Problem requirements: For each line below that contains the string "ever", copy that line.

Records for processing:

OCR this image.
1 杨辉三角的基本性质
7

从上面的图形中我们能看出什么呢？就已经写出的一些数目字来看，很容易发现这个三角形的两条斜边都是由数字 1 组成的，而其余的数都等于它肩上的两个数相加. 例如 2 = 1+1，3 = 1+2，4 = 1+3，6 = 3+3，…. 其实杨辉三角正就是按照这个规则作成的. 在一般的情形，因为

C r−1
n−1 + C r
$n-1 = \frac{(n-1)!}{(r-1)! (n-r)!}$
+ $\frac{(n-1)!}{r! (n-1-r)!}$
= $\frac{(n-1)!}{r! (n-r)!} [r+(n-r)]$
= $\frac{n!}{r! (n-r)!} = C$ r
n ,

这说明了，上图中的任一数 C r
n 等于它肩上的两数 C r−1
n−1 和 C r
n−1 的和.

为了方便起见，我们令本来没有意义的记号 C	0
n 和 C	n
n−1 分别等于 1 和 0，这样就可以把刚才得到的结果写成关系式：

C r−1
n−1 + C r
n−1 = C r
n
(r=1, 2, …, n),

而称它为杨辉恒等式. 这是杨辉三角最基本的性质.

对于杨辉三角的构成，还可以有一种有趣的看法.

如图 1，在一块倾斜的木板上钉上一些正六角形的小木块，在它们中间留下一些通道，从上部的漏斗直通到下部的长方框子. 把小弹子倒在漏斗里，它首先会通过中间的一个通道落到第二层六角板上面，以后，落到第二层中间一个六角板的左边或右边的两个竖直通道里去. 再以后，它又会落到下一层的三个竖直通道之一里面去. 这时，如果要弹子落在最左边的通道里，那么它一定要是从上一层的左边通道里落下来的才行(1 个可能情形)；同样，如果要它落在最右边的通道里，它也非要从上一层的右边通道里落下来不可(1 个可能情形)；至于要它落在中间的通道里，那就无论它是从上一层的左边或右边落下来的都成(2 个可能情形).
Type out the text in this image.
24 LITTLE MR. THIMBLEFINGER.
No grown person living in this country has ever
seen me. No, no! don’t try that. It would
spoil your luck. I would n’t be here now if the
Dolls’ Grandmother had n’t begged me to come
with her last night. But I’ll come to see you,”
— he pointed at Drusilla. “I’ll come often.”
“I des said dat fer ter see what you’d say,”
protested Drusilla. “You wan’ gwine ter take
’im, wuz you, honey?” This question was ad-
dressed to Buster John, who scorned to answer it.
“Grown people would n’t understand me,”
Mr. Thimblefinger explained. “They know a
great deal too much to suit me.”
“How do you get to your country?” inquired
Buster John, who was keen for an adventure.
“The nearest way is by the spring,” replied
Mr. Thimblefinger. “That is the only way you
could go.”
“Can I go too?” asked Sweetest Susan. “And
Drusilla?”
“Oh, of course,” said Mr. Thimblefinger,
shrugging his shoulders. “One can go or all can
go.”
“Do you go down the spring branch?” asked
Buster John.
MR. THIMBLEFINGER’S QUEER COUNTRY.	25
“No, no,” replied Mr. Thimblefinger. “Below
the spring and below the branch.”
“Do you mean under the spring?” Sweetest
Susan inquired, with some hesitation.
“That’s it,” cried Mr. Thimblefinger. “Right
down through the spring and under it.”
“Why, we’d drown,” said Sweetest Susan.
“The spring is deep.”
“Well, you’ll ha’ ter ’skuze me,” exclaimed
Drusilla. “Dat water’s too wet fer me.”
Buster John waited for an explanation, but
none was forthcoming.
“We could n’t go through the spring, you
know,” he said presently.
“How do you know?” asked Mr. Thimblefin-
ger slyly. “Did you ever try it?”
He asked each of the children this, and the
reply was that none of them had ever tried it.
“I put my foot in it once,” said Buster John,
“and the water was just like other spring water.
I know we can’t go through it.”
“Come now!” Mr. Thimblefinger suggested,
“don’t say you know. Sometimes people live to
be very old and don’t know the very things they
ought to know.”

Completed exercise:
No grown person living in this country has ever
ger slyly. “Did you ever try it?”
reply was that none of them had ever tried it.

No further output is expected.